Below are some records; retype all of them exactly.

□ □ □ □ □

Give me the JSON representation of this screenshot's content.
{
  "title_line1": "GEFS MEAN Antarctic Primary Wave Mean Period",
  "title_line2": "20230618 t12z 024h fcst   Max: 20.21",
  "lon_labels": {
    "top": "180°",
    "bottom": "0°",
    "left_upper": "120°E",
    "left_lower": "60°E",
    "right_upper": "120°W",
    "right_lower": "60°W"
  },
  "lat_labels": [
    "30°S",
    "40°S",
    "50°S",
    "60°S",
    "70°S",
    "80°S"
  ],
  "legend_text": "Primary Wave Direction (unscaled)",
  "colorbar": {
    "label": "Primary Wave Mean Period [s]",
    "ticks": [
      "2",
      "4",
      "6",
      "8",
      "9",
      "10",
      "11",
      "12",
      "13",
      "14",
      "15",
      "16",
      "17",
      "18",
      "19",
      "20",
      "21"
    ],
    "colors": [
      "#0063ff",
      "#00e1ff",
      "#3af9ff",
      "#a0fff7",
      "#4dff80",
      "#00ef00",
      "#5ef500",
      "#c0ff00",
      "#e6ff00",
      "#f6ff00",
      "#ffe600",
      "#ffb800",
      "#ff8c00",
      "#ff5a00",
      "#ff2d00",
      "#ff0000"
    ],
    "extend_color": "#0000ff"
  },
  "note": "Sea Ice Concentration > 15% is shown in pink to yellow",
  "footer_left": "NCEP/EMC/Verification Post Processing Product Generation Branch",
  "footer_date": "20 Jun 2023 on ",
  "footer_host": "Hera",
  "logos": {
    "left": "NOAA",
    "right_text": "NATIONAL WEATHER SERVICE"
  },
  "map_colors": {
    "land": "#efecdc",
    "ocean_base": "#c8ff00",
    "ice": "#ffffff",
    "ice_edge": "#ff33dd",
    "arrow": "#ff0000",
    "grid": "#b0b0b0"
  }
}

□ □ □ □ □

## The completed task
Give me the JSON representation of this screenshot's content.
{
  "title_line1": "GEFS MEAN Antarctic Primary Wave Mean Period",
  "title_line2": "20230618 t12z 024h fcst   Max: 20.21",
  "lon_labels": {
    "top": "180°",
    "bottom": "0°",
    "left_upper": "120°E",
    "left_lower": "60°E",
    "right_upper": "120°W",
    "right_lower": "60°W"
  },
  "lat_labels": [
    "30°S",
    "40°S",
    "50°S",
    "60°S",
    "70°S",
    "80°S"
  ],
  "legend_text": "Primary Wave Direction (unscaled)",
  "colorbar": {
    "label": "Primary Wave Mean Period [s]",
    "ticks": [
      "2",
      "4",
      "6",
      "8",
      "9",
      "10",
      "11",
      "12",
      "13",
      "14",
      "15",
      "16",
      "17",
      "18",
      "19",
      "20",
      "21"
    ],
    "colors": [
      "#0063ff",
      "#00e1ff",
      "#3af9ff",
      "#a0fff7",
      "#4dff80",
      "#00ef00",
      "#5ef500",
      "#c0ff00",
      "#e6ff00",
      "#f6ff00",
      "#ffe600",
      "#ffb800",
      "#ff8c00",
      "#ff5a00",
      "#ff2d00",
      "#ff0000"
    ],
    "extend_color": "#0000ff"
  },
  "note": "Sea Ice Concentration > 15% is shown in pink to yellow",
  "footer_left": "NCEP/EMC/Verification Post Processing Product Generation Branch",
  "footer_date": "20 Jun 2023 on ",
  "footer_host": "Hera",
  "logos": {
    "left": "NOAA",
    "right_text": "NATIONAL WEATHER SERVICE"
  },
  "map_colors": {
    "land": "#efecdc",
    "ocean_base": "#c8ff00",
    "ice": "#ffffff",
    "ice_edge": "#ff33dd",
    "arrow": "#ff0000",
    "grid": "#b0b0b0"
  }
}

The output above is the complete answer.